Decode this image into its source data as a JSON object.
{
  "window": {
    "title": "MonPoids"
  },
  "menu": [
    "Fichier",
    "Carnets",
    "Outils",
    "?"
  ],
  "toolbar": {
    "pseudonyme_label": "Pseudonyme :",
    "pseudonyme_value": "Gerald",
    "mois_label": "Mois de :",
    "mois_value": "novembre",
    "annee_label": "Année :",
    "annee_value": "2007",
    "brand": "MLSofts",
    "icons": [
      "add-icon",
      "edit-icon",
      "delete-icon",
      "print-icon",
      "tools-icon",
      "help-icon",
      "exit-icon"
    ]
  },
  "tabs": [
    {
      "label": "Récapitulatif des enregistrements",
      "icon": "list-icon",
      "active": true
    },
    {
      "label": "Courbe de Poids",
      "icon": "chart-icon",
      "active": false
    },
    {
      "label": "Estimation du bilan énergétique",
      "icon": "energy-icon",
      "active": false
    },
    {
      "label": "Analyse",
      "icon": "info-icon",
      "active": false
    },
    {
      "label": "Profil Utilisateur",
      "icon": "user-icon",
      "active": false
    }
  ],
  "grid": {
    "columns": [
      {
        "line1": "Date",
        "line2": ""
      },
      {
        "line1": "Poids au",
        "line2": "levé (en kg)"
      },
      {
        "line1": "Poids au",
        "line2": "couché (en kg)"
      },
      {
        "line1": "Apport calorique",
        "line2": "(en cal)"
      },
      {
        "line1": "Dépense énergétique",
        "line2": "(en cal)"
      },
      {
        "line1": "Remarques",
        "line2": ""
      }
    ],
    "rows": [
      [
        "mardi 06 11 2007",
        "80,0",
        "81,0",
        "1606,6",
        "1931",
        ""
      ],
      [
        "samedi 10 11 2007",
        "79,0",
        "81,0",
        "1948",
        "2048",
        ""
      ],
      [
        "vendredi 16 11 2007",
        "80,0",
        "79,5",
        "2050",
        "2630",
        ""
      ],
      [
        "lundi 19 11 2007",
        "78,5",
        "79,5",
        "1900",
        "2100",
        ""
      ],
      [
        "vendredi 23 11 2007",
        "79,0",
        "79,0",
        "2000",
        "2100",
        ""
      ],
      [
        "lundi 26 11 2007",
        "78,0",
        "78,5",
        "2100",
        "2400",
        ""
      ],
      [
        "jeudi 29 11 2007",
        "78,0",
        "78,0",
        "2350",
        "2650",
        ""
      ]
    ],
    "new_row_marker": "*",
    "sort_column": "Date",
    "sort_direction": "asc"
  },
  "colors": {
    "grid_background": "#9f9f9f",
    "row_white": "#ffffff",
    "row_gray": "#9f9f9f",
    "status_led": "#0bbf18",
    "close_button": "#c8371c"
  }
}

§

■ JOB ■
Go through the records above, find every line with the word "énergétique", and list those lines.

■ TASK RESULT ■
      "label": "Estimation du bilan énergétique",
        "line1": "Dépense énergétique",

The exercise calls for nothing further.